From the records, pick out and copy each line containing "Радоницу".

§ DATA ENTRIES
□ □ □ □
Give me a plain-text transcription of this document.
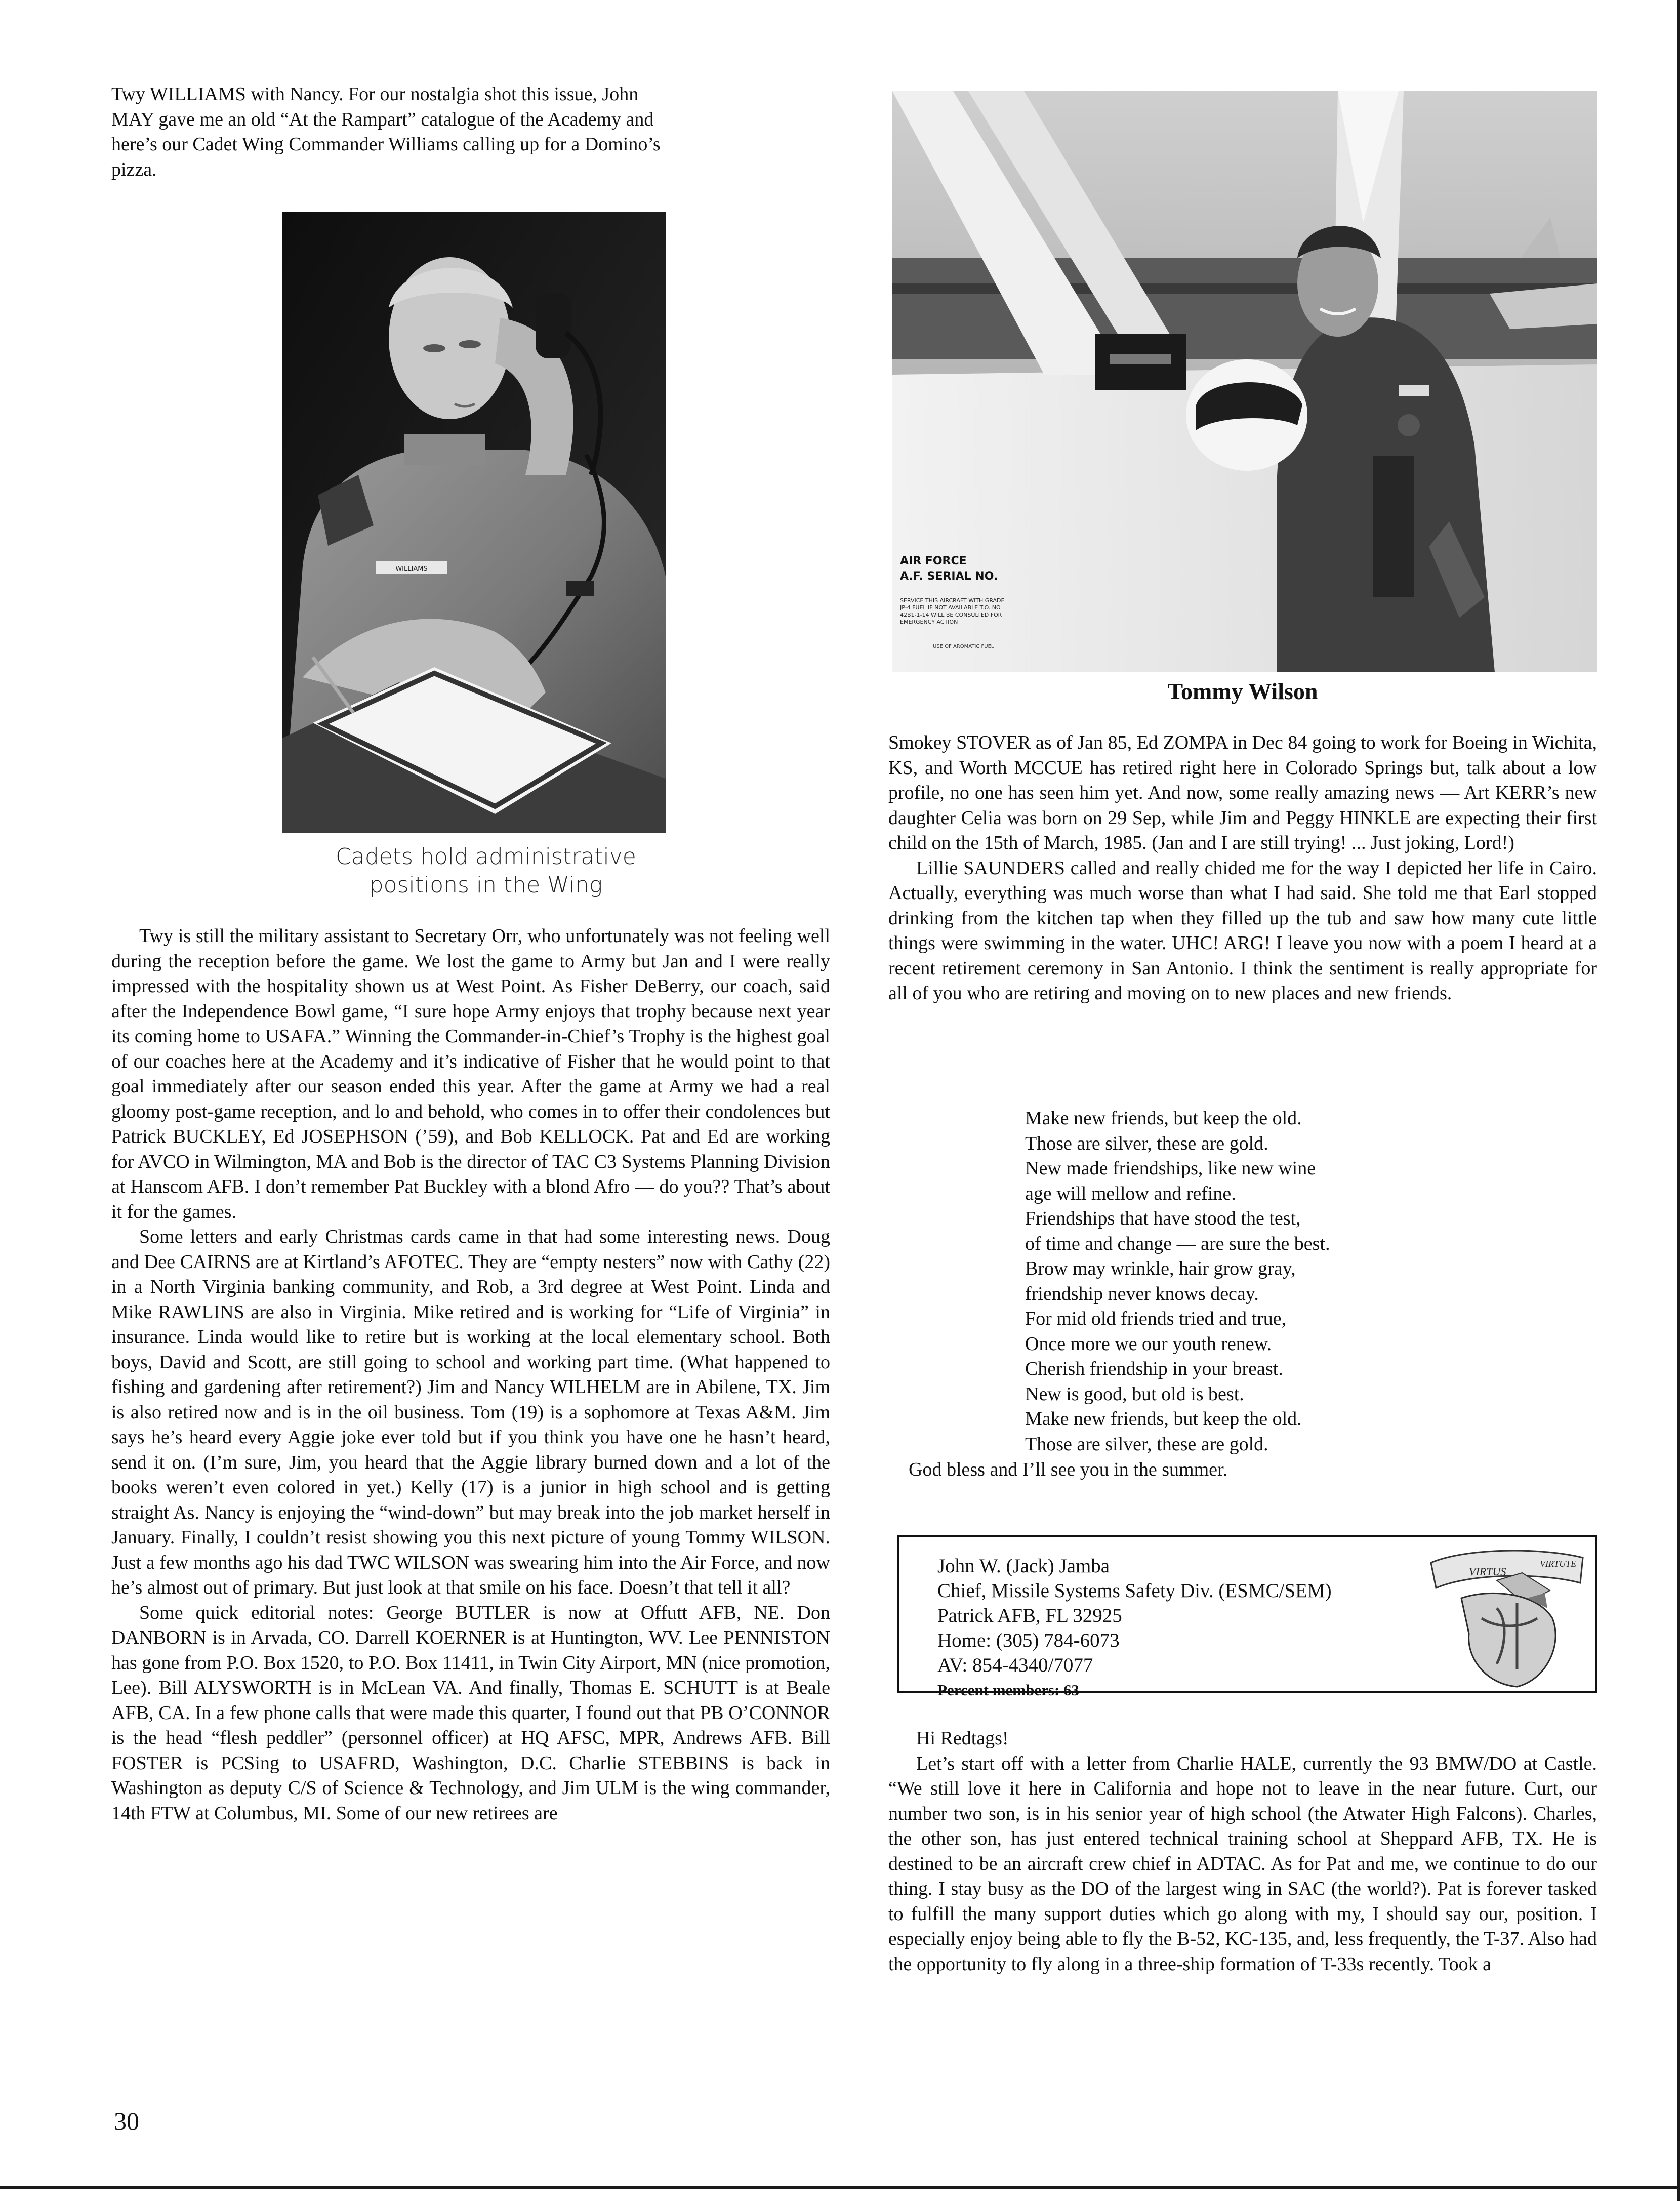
Twy WILLIAMS with Nancy. For our nostalgia shot this issue, John
MAY gave me an old “At the Rampart” catalogue of the Academy and
here’s our Cadet Wing Commander Williams calling up for a Domino’s
pizza.

WILLIAMS
Cadets hold administrative
positions in the Wing

Twy is still the military assistant to Secretary Orr, who unfortunately was not feeling well during the reception before the game. We lost the game to Army but Jan and I were really impressed with the hospitality shown us at West Point. As Fisher DeBerry, our coach, said after the Independence Bowl game, “I sure hope Army enjoys that trophy because next year its coming home to USAFA.” Winning the Commander-in-Chief’s Trophy is the highest goal of our coaches here at the Academy and it’s indicative of Fisher that he would point to that goal immediately after our season ended this year. After the game at Army we had a real gloomy post-game reception, and lo and behold, who comes in to offer their condolences but Patrick BUCKLEY, Ed JOSEPHSON (’59), and Bob KELLOCK. Pat and Ed are working for AVCO in Wilmington, MA and Bob is the director of TAC C3 Systems Planning Division at Hanscom AFB. I don’t remember Pat Buckley with a blond Afro — do you?? That’s about it for the games.

Some letters and early Christmas cards came in that had some interesting news. Doug and Dee CAIRNS are at Kirtland’s AFOTEC. They are “empty nesters” now with Cathy (22) in a North Virginia banking community, and Rob, a 3rd degree at West Point. Linda and Mike RAWLINS are also in Virginia. Mike retired and is working for “Life of Virginia” in insurance. Linda would like to retire but is working at the local elementary school. Both boys, David and Scott, are still going to school and working part time. (What happened to fishing and gardening after retirement?) Jim and Nancy WILHELM are in Abilene, TX. Jim is also retired now and is in the oil business. Tom (19) is a sophomore at Texas A&M. Jim says he’s heard every Aggie joke ever told but if you think you have one he hasn’t heard, send it on. (I’m sure, Jim, you heard that the Aggie library burned down and a lot of the books weren’t even colored in yet.) Kelly (17) is a junior in high school and is getting straight As. Nancy is enjoying the “wind-down” but may break into the job market herself in January. Finally, I couldn’t resist showing you this next picture of young Tommy WILSON. Just a few months ago his dad TWC WILSON was swearing him into the Air Force, and now he’s almost out of primary. But just look at that smile on his face. Doesn’t that tell it all?

Some quick editorial notes: George BUTLER is now at Offutt AFB, NE. Don DANBORN is in Arvada, CO. Darrell KOERNER is at Huntington, WV. Lee PENNISTON has gone from P.O. Box 1520, to P.O. Box 11411, in Twin City Airport, MN (nice promotion, Lee). Bill ALYSWORTH is in McLean VA. And finally, Thomas E. SCHUTT is at Beale AFB, CA. In a few phone calls that were made this quarter, I found out that PB O’CONNOR is the head “flesh peddler” (personnel officer) at HQ AFSC, MPR, Andrews AFB. Bill FOSTER is PCSing to USAFRD, Washington, D.C. Charlie STEBBINS is back in Washington as deputy C/S of Science & Technology, and Jim ULM is the wing commander, 14th FTW at Columbus, MI. Some of our new retirees are

AIR FORCE
A.F. SERIAL NO.
SERVICE THIS AIRCRAFT WITH GRADE
JP-4 FUEL IF NOT AVAILABLE T.O. NO
42B1-1-14 WILL BE CONSULTED FOR
EMERGENCY ACTION
USE OF AROMATIC FUEL
Tommy Wilson

Smokey STOVER as of Jan 85, Ed ZOMPA in Dec 84 going to work for Boeing in Wichita, KS, and Worth MCCUE has retired right here in Colorado Springs but, talk about a low profile, no one has seen him yet. And now, some really amazing news — Art KERR’s new daughter Celia was born on 29 Sep, while Jim and Peggy HINKLE are expecting their first child on the 15th of March, 1985. (Jan and I are still trying! ... Just joking, Lord!)

Lillie SAUNDERS called and really chided me for the way I depicted her life in Cairo. Actually, everything was much worse than what I had said. She told me that Earl stopped drinking from the kitchen tap when they filled up the tub and saw how many cute little things were swimming in the water. UHC! ARG! I leave you now with a poem I heard at a recent retirement ceremony in San Antonio. I think the sentiment is really appropriate for all of you who are retiring and moving on to new places and new friends.

Make new friends, but keep the old.
Those are silver, these are gold.
New made friendships, like new wine
age will mellow and refine.
Friendships that have stood the test,
of time and change — are sure the best.
Brow may wrinkle, hair grow gray,
friendship never knows decay.
For mid old friends tried and true,
Once more we our youth renew.
Cherish friendship in your breast.
New is good, but old is best.
Make new friends, but keep the old.
Those are silver, these are gold.
God bless and I’ll see you in the summer.
John W. (Jack) Jamba
Chief, Missile Systems Safety Div. (ESMC/SEM)
Patrick AFB, FL 32925
Home: (305) 784-6073
AV: 854-4340/7077
Percent members: 63
VIRTUS
VIRTUTE

Hi Redtags!

Let’s start off with a letter from Charlie HALE, currently the 93 BMW/DO at Castle. “We still love it here in California and hope not to leave in the near future. Curt, our number two son, is in his senior year of high school (the Atwater High Falcons). Charles, the other son, has just entered technical training school at Sheppard AFB, TX. He is destined to be an aircraft crew chief in ADTAC. As for Pat and me, we continue to do our thing. I stay busy as the DO of the largest wing in SAC (the world?). Pat is forever tasked to fulfill the many support duties which go along with my, I should say our, position. I especially enjoy being able to fly the B-52, KC-135, and, less frequently, the T-37. Also had the opportunity to fly along in a three-ship formation of T-33s recently. Took a

30
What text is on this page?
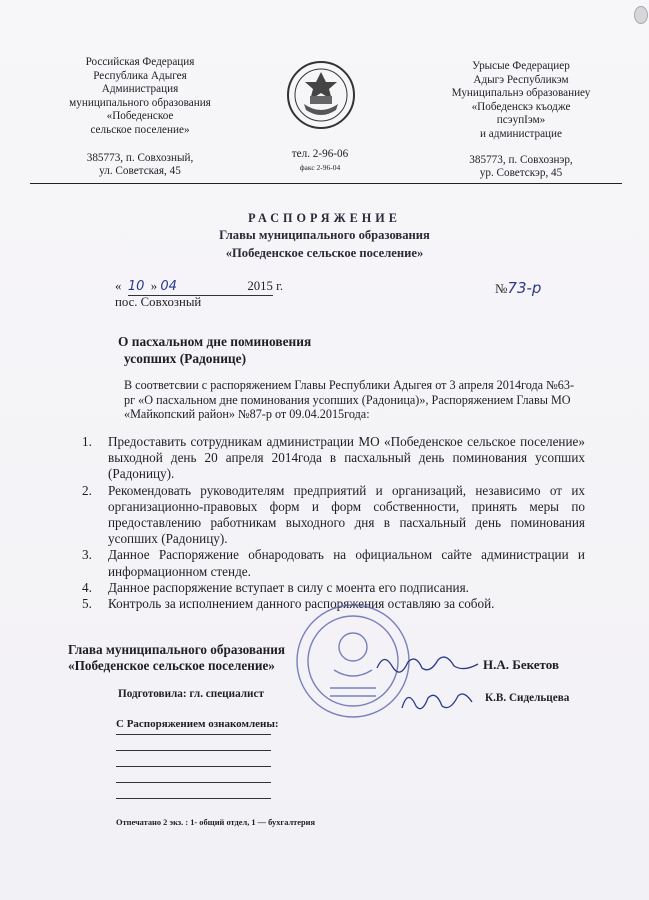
Российская Федерация
Республика Адыгея
Администрация
муниципального образования
«Победенское
сельское поселение»
385773, п. Совхозный,
ул. Советская, 45
Урысые Федерациер
Адыгэ Республикэм
Муниципальнэ образованиеу
«Победенскэ къодже
псэупІэм»
и администрацие
385773, п. Совхознэр,
ур. Советскэр, 45
тел. 2-96-06
факс 2-96-04
РАСПОРЯЖЕНИЕ
Главы муниципального образования
«Победенское сельское поселение»
« 10 » 04	2015 г.	№73-р
пос. Совхозный
О пасхальном дне поминовения
усопших (Радонице)
В соответсвии с распоряжением Главы Республики Адыгея от 3 апреля 2014года №63-рг «О пасхальном дне поминования усопших (Радоница)», Распоряжением Главы МО «Майкопский район» №87-р от 09.04.2015года:
1. Предоставить сотрудникам администрации МО «Победенское сельское поселение» выходной день 20 апреля 2014года в пасхальный день поминования усопших (Радоницу).
2. Рекомендовать руководителям предприятий и организаций, независимо от их организационно-правовых форм и форм собственности, принять меры по предоставлению работникам выходного дня в пасхальный день поминования усопших (Радоницу).
3. Данное Распоряжение обнародовать на официальном сайте администрации и информационном стенде.
4. Данное распоряжение вступает в силу с моента его подписания.
5. Контроль за исполнением данного распоряжения оставляю за собой.
Глава муниципального образования
«Победенское сельское поселение»	Н.А. Бекетов
Подготовила: гл. специалист	К.В. Сидельцева
С Распоряжением ознакомлены:
Отпечатано 2 экз. : 1- общий отдел, 1 — бухгалтерия
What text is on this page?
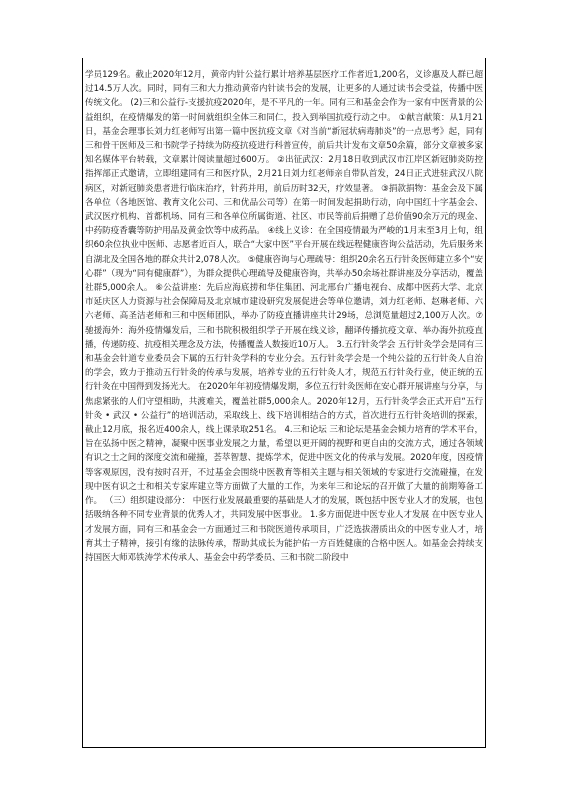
学员129名。截止2020年12月，黄帝内针公益行累计培养基层医疗工作者近1,200名，义诊惠及人群已超过14.5万人次。同时，同有三和大力推动黄帝内针读书会的发展，让更多的人通过读书会受益，传播中医传统文化。 (2)三和公益行-支援抗疫2020年，是不平凡的一年。同有三和基金会作为一家有中医背景的公益组织，在疫情爆发的第一时间就组织全体三和同仁，投入到举国抗疫行动之中。 ①献言献策：从1月21日，基金会理事长刘力红老师写出第一篇中医抗疫文章《对当前“新冠状病毒肺炎”的一点思考》起，同有三和骨干医师及三和书院学子持续为防疫抗疫进行科普宣传，前后共计发布文章50余篇，部分文章被多家知名媒体平台转载，文章累计阅读量超过600万。 ②出征武汉：2月18日收到武汉市江岸区新冠肺炎防控指挥部正式邀请，立即组建同有三和医疗队，2月21日刘力红老师亲自带队首发，24日正式进驻武汉八院病区，对新冠肺炎患者进行临床治疗，针药并用，前后历时32天，疗效显著。 ③捐款捐物：基金会及下属各单位（各地医馆、教育文化公司、三和优品公司等）在第一时间发起捐助行动，向中国红十字基金会、武汉医疗机构、首都机场、同有三和各单位所属街道、社区、市民等前后捐赠了总价值90余万元的现金、中药防疫香囊等防护用品及黄金饮等中成药品。 ④线上义诊：在全国疫情最为严峻的1月末至3月上旬，组织60余位执业中医师、志愿者近百人，联合“大家中医”平台开展在线远程健康咨询公益活动，先后服务来自湖北及全国各地的群众共计2,078人次。 ⑤健康咨询与心理疏导：组织20余名五行针灸医师建立多个“安心群”（现为“同有健康群”），为群众提供心理疏导及健康咨询，共举办50余场社群讲座及分享活动，覆盖社群5,000余人。 ⑥公益讲座：先后应海底捞和华住集团、河北邢台广播电视台、成都中医药大学、北京市延庆区人力资源与社会保障局及北京城市建设研究发展促进会等单位邀请，刘力红老师、赵琳老师、六六老师、高圣洁老师和三和中医师团队，举办了防疫直播讲座共计29场，总浏览量超过2,100万人次。⑦驰援海外：海外疫情爆发后，三和书院积极组织学子开展在线义诊，翻译传播抗疫文章、举办海外抗疫直播，传递防疫、抗疫相关理念及方法，传播覆盖人数接近10万人。 3.五行针灸学会 五行针灸学会是同有三和基金会针道专业委员会下属的五行针灸学科的专业分会。五行针灸学会是一个纯公益的五行针灸人自治的学会，致力于推动五行针灸的传承与发展，培养专业的五行针灸人才，规范五行针灸行业，使正统的五行针灸在中国得到发扬光大。 在2020年年初疫情爆发期，多位五行针灸医师在安心群开展讲座与分享，与焦虑紧张的人们守望相助，共渡难关，覆盖社群5,000余人。2020年12月，五行针灸学会正式开启“五行针灸 • 武汉 • 公益行”的培训活动，采取线上、线下培训相结合的方式，首次进行五行针灸培训的探索，截止12月底，报名近400余人，线上课录取251名。 4.三和论坛 三和论坛是基金会倾力培育的学术平台，旨在弘扬中医之精神，凝聚中医事业发展之力量，希望以更开阔的视野和更自由的交流方式，通过各领域有识之士之间的深度交流和碰撞，荟萃智慧、提炼学术，促进中医文化的传承与发展。2020年度，因疫情等客观原因，没有按时召开，不过基金会围绕中医教育等相关主题与相关领域的专家进行交流碰撞，在发现中医有识之士和相关专家库建立等方面做了大量的工作，为来年三和论坛的召开做了大量的前期筹备工作。 （三）组织建设部分： 中医行业发展最重要的基础是人才的发展，既包括中医专业人才的发展，也包括吸纳各种不同专业背景的优秀人才，共同发展中医事业。 1.多方面促进中医专业人才发展 在中医专业人才发展方面，同有三和基金会一方面通过三和书院医道传承项目，广泛选拔潜质出众的中医专业人才，培育其士子精神，接引有缘的法脉传承，帮助其成长为能护佑一方百姓健康的合格中医人。如基金会持续支持国医大师邓铁涛学术传承人、基金会中药学委员、三和书院二阶段中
□ □ □ □
§ CORRECT RESPONSE
1. Предоставить сотрудникам администрации МО «Победенское сельское поселение» выходной день 20 апреля 2014года в пасхальный день поминования усопших (Радоницу).
2. Рекомендовать руководителям предприятий и организаций, независимо от их организационно-правовых форм и форм собственности, принять меры по предоставлению работникам выходного дня в пасхальный день поминования усопших (Радоницу).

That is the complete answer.